▶ **The input**:
⁂

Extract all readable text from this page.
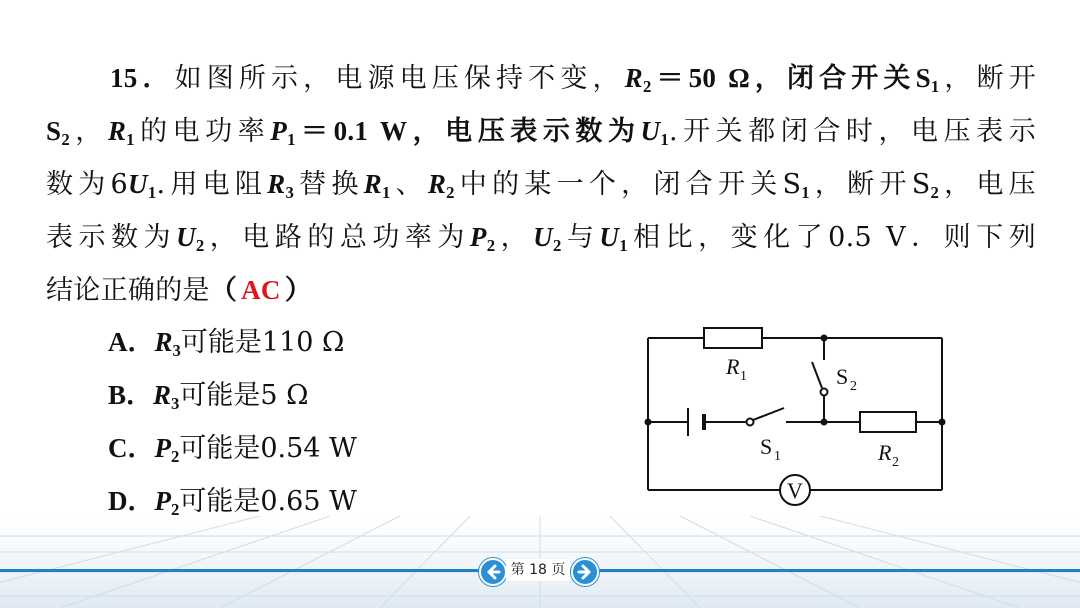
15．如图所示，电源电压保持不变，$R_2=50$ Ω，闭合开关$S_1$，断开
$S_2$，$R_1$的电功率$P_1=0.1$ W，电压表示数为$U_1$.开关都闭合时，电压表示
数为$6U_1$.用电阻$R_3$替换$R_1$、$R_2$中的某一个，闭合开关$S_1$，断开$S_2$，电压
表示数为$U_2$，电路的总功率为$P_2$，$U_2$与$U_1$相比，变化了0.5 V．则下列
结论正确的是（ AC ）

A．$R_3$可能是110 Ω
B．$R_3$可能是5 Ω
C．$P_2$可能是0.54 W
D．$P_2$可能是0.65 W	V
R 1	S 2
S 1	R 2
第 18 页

⁂

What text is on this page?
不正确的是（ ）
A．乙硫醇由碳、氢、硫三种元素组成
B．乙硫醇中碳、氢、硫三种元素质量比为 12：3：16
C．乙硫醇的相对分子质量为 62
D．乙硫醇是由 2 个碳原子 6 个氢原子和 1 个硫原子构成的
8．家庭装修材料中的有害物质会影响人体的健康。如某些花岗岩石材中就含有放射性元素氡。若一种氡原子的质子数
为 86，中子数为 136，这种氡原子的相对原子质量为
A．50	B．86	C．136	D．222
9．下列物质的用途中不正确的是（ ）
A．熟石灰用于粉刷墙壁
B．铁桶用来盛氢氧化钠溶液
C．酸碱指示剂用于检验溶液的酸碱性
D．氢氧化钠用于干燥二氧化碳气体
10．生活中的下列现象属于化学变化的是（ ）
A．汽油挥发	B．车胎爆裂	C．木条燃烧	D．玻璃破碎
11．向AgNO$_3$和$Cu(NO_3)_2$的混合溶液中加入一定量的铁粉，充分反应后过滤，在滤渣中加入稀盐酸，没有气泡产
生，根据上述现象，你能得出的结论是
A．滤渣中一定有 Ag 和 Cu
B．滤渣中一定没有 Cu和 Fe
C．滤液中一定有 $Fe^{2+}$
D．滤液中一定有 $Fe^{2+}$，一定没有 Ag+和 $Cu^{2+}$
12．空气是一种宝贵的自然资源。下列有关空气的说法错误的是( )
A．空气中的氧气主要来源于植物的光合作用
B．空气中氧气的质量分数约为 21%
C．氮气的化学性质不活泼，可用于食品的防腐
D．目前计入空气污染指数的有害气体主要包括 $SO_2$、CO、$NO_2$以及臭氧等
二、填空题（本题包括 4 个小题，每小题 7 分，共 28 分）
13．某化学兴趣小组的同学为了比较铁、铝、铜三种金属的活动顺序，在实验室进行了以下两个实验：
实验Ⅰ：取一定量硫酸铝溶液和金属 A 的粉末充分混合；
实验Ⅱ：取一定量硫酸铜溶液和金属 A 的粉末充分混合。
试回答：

⁂

▶ **Exercise aim**: Pick out each line containing "滤液中一定有" and report it.

▶ **Solved problem**:
C．滤液中一定有 $Fe^{2+}$
D．滤液中一定有 $Fe^{2+}$，一定没有 Ag+和 $Cu^{2+}$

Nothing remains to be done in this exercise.